Could you transcribe the material below exactly, without leaving out a single line?

THE RECORDS start

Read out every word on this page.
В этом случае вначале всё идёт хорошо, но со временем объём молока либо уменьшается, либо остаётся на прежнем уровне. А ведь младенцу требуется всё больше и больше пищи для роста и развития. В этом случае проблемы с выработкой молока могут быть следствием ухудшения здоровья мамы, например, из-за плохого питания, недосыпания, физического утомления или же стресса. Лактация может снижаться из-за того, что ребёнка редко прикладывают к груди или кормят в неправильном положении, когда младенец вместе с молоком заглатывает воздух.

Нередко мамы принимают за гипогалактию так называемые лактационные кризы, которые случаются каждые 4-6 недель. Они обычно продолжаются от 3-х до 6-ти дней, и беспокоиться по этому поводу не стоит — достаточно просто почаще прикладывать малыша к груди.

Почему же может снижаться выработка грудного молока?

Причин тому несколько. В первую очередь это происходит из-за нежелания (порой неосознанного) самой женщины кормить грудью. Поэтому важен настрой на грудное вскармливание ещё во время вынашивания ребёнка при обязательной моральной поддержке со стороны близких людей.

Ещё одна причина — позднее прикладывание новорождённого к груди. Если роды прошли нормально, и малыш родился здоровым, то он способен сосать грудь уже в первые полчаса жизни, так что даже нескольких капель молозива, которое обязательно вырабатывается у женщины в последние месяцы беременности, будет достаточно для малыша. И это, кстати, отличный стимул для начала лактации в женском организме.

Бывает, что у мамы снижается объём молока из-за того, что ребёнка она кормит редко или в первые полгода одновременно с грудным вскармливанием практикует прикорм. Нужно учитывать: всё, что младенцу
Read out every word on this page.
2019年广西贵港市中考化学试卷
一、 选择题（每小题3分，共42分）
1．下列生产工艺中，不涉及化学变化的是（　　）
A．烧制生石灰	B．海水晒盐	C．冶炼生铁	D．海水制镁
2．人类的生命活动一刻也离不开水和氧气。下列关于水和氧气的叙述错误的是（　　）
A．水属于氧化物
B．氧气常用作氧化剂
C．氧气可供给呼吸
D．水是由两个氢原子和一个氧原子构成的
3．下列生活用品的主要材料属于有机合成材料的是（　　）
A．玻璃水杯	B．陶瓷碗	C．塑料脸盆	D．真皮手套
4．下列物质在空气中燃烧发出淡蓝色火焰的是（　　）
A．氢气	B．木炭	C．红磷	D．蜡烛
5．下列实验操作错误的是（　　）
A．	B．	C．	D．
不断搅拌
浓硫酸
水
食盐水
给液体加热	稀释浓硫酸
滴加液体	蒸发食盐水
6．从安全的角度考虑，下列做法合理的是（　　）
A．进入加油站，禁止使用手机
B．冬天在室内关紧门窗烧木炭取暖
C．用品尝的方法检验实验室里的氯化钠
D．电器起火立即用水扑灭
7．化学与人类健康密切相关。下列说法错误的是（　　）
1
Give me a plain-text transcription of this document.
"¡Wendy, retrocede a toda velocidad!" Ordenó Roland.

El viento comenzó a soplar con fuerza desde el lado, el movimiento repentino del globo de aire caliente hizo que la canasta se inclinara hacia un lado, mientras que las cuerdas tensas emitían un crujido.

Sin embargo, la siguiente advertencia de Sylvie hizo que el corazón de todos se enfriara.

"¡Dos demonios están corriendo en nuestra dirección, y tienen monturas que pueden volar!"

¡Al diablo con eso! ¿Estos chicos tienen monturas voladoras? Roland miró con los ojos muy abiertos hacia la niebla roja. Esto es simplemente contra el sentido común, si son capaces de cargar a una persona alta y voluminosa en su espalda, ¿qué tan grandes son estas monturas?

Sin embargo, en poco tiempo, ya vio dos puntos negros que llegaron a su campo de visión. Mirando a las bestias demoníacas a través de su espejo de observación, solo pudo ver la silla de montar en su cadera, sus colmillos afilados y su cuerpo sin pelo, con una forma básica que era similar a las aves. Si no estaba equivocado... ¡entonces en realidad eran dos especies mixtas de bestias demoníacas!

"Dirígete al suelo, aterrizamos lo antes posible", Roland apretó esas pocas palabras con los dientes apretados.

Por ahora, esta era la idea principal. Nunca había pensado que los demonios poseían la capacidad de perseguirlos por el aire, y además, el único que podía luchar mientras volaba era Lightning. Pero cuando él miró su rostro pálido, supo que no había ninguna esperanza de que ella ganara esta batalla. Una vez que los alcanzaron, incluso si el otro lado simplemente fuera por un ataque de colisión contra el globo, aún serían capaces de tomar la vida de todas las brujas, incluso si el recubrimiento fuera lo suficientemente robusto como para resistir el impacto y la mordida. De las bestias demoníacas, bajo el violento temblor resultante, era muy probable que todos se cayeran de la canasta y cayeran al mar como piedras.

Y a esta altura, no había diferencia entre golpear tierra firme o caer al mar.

THE RECORDS end

◆ **CORRECT RESULT**:
Read out every word on this page.
В этом случае вначале всё идёт хорошо, но со временем объём молока либо уменьшается, либо остаётся на прежнем уровне. А ведь младенцу требуется всё больше и больше пищи для роста и развития. В этом случае проблемы с выработкой молока могут быть следствием ухудшения здоровья мамы, например, из-за плохого питания, недосыпания, физического утомления или же стресса. Лактация может снижаться из-за того, что ребёнка редко прикладывают к груди или кормят в неправильном положении, когда младенец вместе с молоком заглатывает воздух.

Нередко мамы принимают за гипогалактию так называемые лактационные кризы, которые случаются каждые 4-6 недель. Они обычно продолжаются от 3-х до 6-ти дней, и беспокоиться по этому поводу не стоит — достаточно просто почаще прикладывать малыша к груди.

Почему же может снижаться выработка грудного молока?

Причин тому несколько. В первую очередь это происходит из-за нежелания (порой неосознанного) самой женщины кормить грудью. Поэтому важен настрой на грудное вскармливание ещё во время вынашивания ребёнка при обязательной моральной поддержке со стороны близких людей.

Ещё одна причина — позднее прикладывание новорождённого к груди. Если роды прошли нормально, и малыш родился здоровым, то он способен сосать грудь уже в первые полчаса жизни, так что даже нескольких капель молозива, которое обязательно вырабатывается у женщины в последние месяцы беременности, будет достаточно для малыша. И это, кстати, отличный стимул для начала лактации в женском организме.

Бывает, что у мамы снижается объём молока из-за того, что ребёнка она кормит редко или в первые полгода одновременно с грудным вскармливанием практикует прикорм. Нужно учитывать: всё, что младенцу
Read out every word on this page.
2019年广西贵港市中考化学试卷
一、 选择题（每小题3分，共42分）
1．下列生产工艺中，不涉及化学变化的是（　　）
A．烧制生石灰	B．海水晒盐	C．冶炼生铁	D．海水制镁
2．人类的生命活动一刻也离不开水和氧气。下列关于水和氧气的叙述错误的是（　　）
A．水属于氧化物
B．氧气常用作氧化剂
C．氧气可供给呼吸
D．水是由两个氢原子和一个氧原子构成的
3．下列生活用品的主要材料属于有机合成材料的是（　　）
A．玻璃水杯	B．陶瓷碗	C．塑料脸盆	D．真皮手套
4．下列物质在空气中燃烧发出淡蓝色火焰的是（　　）
A．氢气	B．木炭	C．红磷	D．蜡烛
5．下列实验操作错误的是（　　）
A．	B．	C．	D．
不断搅拌
浓硫酸
水
食盐水
给液体加热	稀释浓硫酸
滴加液体	蒸发食盐水
6．从安全的角度考虑，下列做法合理的是（　　）
A．进入加油站，禁止使用手机
B．冬天在室内关紧门窗烧木炭取暖
C．用品尝的方法检验实验室里的氯化钠
D．电器起火立即用水扑灭
7．化学与人类健康密切相关。下列说法错误的是（　　）
1
Give me a plain-text transcription of this document.
"¡Wendy, retrocede a toda velocidad!" Ordenó Roland.

El viento comenzó a soplar con fuerza desde el lado, el movimiento repentino del globo de aire caliente hizo que la canasta se inclinara hacia un lado, mientras que las cuerdas tensas emitían un crujido.

Sin embargo, la siguiente advertencia de Sylvie hizo que el corazón de todos se enfriara.

"¡Dos demonios están corriendo en nuestra dirección, y tienen monturas que pueden volar!"

¡Al diablo con eso! ¿Estos chicos tienen monturas voladoras? Roland miró con los ojos muy abiertos hacia la niebla roja. Esto es simplemente contra el sentido común, si son capaces de cargar a una persona alta y voluminosa en su espalda, ¿qué tan grandes son estas monturas?

Sin embargo, en poco tiempo, ya vio dos puntos negros que llegaron a su campo de visión. Mirando a las bestias demoníacas a través de su espejo de observación, solo pudo ver la silla de montar en su cadera, sus colmillos afilados y su cuerpo sin pelo, con una forma básica que era similar a las aves. Si no estaba equivocado... ¡entonces en realidad eran dos especies mixtas de bestias demoníacas!

"Dirígete al suelo, aterrizamos lo antes posible", Roland apretó esas pocas palabras con los dientes apretados.

Por ahora, esta era la idea principal. Nunca había pensado que los demonios poseían la capacidad de perseguirlos por el aire, y además, el único que podía luchar mientras volaba era Lightning. Pero cuando él miró su rostro pálido, supo que no había ninguna esperanza de que ella ganara esta batalla. Una vez que los alcanzaron, incluso si el otro lado simplemente fuera por un ataque de colisión contra el globo, aún serían capaces de tomar la vida de todas las brujas, incluso si el recubrimiento fuera lo suficientemente robusto como para resistir el impacto y la mordida. De las bestias demoníacas, bajo el violento temblor resultante, era muy probable que todos se cayeran de la canasta y cayeran al mar como piedras.

Y a esta altura, no había diferencia entre golpear tierra firme o caer al mar.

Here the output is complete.